### Set problem
Repeat the entire listing exactly.

Extracted data entries
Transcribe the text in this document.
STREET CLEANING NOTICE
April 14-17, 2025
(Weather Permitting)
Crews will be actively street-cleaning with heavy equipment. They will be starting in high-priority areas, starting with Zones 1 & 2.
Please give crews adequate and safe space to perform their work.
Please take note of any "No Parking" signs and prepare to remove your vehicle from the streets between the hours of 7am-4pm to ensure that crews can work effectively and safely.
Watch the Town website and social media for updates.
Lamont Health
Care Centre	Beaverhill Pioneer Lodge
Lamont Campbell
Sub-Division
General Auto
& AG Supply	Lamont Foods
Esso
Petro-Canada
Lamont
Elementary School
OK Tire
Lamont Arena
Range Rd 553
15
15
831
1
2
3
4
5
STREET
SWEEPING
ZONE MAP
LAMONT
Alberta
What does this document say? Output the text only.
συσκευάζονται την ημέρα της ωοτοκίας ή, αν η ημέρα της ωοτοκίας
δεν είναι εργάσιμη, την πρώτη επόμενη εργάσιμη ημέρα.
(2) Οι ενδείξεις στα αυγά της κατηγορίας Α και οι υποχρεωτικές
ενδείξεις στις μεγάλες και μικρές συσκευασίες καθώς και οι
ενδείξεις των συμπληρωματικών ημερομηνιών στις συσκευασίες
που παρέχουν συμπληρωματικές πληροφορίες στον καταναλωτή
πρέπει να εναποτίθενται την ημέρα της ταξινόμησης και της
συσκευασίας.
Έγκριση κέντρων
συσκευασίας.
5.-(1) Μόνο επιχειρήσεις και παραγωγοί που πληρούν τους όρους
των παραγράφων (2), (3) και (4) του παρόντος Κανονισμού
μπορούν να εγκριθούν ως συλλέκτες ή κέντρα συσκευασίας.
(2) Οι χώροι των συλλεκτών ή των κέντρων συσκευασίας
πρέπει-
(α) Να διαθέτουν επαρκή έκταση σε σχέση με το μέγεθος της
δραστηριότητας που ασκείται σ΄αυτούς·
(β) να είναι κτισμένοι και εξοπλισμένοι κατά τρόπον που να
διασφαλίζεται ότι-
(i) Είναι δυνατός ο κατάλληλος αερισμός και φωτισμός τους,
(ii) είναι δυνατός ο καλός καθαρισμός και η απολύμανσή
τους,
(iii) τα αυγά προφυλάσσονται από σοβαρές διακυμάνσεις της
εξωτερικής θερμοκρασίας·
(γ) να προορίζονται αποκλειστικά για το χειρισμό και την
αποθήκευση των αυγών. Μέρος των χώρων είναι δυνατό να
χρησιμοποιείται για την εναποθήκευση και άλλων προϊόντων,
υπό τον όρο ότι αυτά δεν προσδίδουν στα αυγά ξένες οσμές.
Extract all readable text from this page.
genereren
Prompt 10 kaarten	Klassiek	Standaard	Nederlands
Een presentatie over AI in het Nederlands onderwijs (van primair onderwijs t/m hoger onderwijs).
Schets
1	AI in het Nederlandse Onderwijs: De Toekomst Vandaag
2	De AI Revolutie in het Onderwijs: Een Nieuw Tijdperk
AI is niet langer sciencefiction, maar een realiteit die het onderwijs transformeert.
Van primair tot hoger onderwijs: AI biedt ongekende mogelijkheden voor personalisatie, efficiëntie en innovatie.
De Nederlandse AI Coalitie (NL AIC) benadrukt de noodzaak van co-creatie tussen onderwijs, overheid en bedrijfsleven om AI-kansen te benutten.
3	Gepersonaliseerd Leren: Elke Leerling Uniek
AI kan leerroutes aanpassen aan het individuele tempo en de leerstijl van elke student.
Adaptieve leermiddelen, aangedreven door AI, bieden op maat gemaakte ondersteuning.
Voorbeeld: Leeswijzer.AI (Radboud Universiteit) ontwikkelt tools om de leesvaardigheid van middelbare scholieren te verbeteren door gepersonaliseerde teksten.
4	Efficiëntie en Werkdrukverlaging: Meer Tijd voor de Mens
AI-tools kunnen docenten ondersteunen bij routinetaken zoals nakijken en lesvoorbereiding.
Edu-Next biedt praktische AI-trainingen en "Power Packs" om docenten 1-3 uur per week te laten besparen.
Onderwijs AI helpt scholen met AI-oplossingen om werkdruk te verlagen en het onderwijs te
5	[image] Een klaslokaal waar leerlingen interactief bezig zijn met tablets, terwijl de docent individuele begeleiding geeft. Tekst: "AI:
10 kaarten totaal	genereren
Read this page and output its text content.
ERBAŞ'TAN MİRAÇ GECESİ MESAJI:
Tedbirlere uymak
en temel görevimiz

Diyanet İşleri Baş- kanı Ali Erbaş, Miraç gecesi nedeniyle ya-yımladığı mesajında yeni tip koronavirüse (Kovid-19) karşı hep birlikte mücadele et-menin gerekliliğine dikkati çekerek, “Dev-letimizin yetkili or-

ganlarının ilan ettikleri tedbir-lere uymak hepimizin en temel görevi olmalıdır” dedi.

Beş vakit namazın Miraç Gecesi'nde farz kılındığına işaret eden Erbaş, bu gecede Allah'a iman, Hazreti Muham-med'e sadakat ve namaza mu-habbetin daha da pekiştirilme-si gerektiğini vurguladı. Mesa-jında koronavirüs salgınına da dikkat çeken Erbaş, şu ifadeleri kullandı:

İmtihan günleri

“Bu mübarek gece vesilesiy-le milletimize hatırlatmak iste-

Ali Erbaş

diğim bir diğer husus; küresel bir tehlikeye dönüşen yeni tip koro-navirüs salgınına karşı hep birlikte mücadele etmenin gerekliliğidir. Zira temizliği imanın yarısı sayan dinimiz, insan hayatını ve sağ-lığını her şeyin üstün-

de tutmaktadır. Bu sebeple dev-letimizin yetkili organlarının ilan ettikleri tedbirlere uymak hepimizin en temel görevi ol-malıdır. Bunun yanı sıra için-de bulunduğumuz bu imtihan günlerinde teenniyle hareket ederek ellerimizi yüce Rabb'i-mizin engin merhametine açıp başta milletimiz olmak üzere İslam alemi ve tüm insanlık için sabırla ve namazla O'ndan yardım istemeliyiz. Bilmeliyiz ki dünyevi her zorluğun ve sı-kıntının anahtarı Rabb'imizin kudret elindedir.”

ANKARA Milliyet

### Result of this exercise
Transcribe the text in this document.
STREET CLEANING NOTICE
April 14-17, 2025
(Weather Permitting)
Crews will be actively street-cleaning with heavy equipment. They will be starting in high-priority areas, starting with Zones 1 & 2.
Please give crews adequate and safe space to perform their work.
Please take note of any "No Parking" signs and prepare to remove your vehicle from the streets between the hours of 7am-4pm to ensure that crews can work effectively and safely.
Watch the Town website and social media for updates.
Lamont Health
Care Centre	Beaverhill Pioneer Lodge
Lamont Campbell
Sub-Division
General Auto
& AG Supply	Lamont Foods
Esso
Petro-Canada
Lamont
Elementary School
OK Tire
Lamont Arena
Range Rd 553
15
15
831
1
2
3
4
5
STREET
SWEEPING
ZONE MAP
LAMONT
Alberta
What does this document say? Output the text only.
συσκευάζονται την ημέρα της ωοτοκίας ή, αν η ημέρα της ωοτοκίας
δεν είναι εργάσιμη, την πρώτη επόμενη εργάσιμη ημέρα.
(2) Οι ενδείξεις στα αυγά της κατηγορίας Α και οι υποχρεωτικές
ενδείξεις στις μεγάλες και μικρές συσκευασίες καθώς και οι
ενδείξεις των συμπληρωματικών ημερομηνιών στις συσκευασίες
που παρέχουν συμπληρωματικές πληροφορίες στον καταναλωτή
πρέπει να εναποτίθενται την ημέρα της ταξινόμησης και της
συσκευασίας.
Έγκριση κέντρων
συσκευασίας.
5.-(1) Μόνο επιχειρήσεις και παραγωγοί που πληρούν τους όρους
των παραγράφων (2), (3) και (4) του παρόντος Κανονισμού
μπορούν να εγκριθούν ως συλλέκτες ή κέντρα συσκευασίας.
(2) Οι χώροι των συλλεκτών ή των κέντρων συσκευασίας
πρέπει-
(α) Να διαθέτουν επαρκή έκταση σε σχέση με το μέγεθος της
δραστηριότητας που ασκείται σ΄αυτούς·
(β) να είναι κτισμένοι και εξοπλισμένοι κατά τρόπον που να
διασφαλίζεται ότι-
(i) Είναι δυνατός ο κατάλληλος αερισμός και φωτισμός τους,
(ii) είναι δυνατός ο καλός καθαρισμός και η απολύμανσή
τους,
(iii) τα αυγά προφυλάσσονται από σοβαρές διακυμάνσεις της
εξωτερικής θερμοκρασίας·
(γ) να προορίζονται αποκλειστικά για το χειρισμό και την
αποθήκευση των αυγών. Μέρος των χώρων είναι δυνατό να
χρησιμοποιείται για την εναποθήκευση και άλλων προϊόντων,
υπό τον όρο ότι αυτά δεν προσδίδουν στα αυγά ξένες οσμές.
Extract all readable text from this page.
genereren
Prompt 10 kaarten	Klassiek	Standaard	Nederlands
Een presentatie over AI in het Nederlands onderwijs (van primair onderwijs t/m hoger onderwijs).
Schets
1	AI in het Nederlandse Onderwijs: De Toekomst Vandaag
2	De AI Revolutie in het Onderwijs: Een Nieuw Tijdperk
AI is niet langer sciencefiction, maar een realiteit die het onderwijs transformeert.
Van primair tot hoger onderwijs: AI biedt ongekende mogelijkheden voor personalisatie, efficiëntie en innovatie.
De Nederlandse AI Coalitie (NL AIC) benadrukt de noodzaak van co-creatie tussen onderwijs, overheid en bedrijfsleven om AI-kansen te benutten.
3	Gepersonaliseerd Leren: Elke Leerling Uniek
AI kan leerroutes aanpassen aan het individuele tempo en de leerstijl van elke student.
Adaptieve leermiddelen, aangedreven door AI, bieden op maat gemaakte ondersteuning.
Voorbeeld: Leeswijzer.AI (Radboud Universiteit) ontwikkelt tools om de leesvaardigheid van middelbare scholieren te verbeteren door gepersonaliseerde teksten.
4	Efficiëntie en Werkdrukverlaging: Meer Tijd voor de Mens
AI-tools kunnen docenten ondersteunen bij routinetaken zoals nakijken en lesvoorbereiding.
Edu-Next biedt praktische AI-trainingen en "Power Packs" om docenten 1-3 uur per week te laten besparen.
Onderwijs AI helpt scholen met AI-oplossingen om werkdruk te verlagen en het onderwijs te
5	[image] Een klaslokaal waar leerlingen interactief bezig zijn met tablets, terwijl de docent individuele begeleiding geeft. Tekst: "AI:
10 kaarten totaal	genereren
Read this page and output its text content.
ERBAŞ'TAN MİRAÇ GECESİ MESAJI:
Tedbirlere uymak
en temel görevimiz

Diyanet İşleri Baş- kanı Ali Erbaş, Miraç gecesi nedeniyle ya-yımladığı mesajında yeni tip koronavirüse (Kovid-19) karşı hep birlikte mücadele et-menin gerekliliğine dikkati çekerek, “Dev-letimizin yetkili or-

ganlarının ilan ettikleri tedbir-lere uymak hepimizin en temel görevi olmalıdır” dedi.

Beş vakit namazın Miraç Gecesi'nde farz kılındığına işaret eden Erbaş, bu gecede Allah'a iman, Hazreti Muham-med'e sadakat ve namaza mu-habbetin daha da pekiştirilme-si gerektiğini vurguladı. Mesa-jında koronavirüs salgınına da dikkat çeken Erbaş, şu ifadeleri kullandı:

İmtihan günleri

“Bu mübarek gece vesilesiy-le milletimize hatırlatmak iste-

Ali Erbaş

diğim bir diğer husus; küresel bir tehlikeye dönüşen yeni tip koro-navirüs salgınına karşı hep birlikte mücadele etmenin gerekliliğidir. Zira temizliği imanın yarısı sayan dinimiz, insan hayatını ve sağ-lığını her şeyin üstün-

de tutmaktadır. Bu sebeple dev-letimizin yetkili organlarının ilan ettikleri tedbirlere uymak hepimizin en temel görevi ol-malıdır. Bunun yanı sıra için-de bulunduğumuz bu imtihan günlerinde teenniyle hareket ederek ellerimizi yüce Rabb'i-mizin engin merhametine açıp başta milletimiz olmak üzere İslam alemi ve tüm insanlık için sabırla ve namazla O'ndan yardım istemeliyiz. Bilmeliyiz ki dünyevi her zorluğun ve sı-kıntının anahtarı Rabb'imizin kudret elindedir.”

ANKARA Milliyet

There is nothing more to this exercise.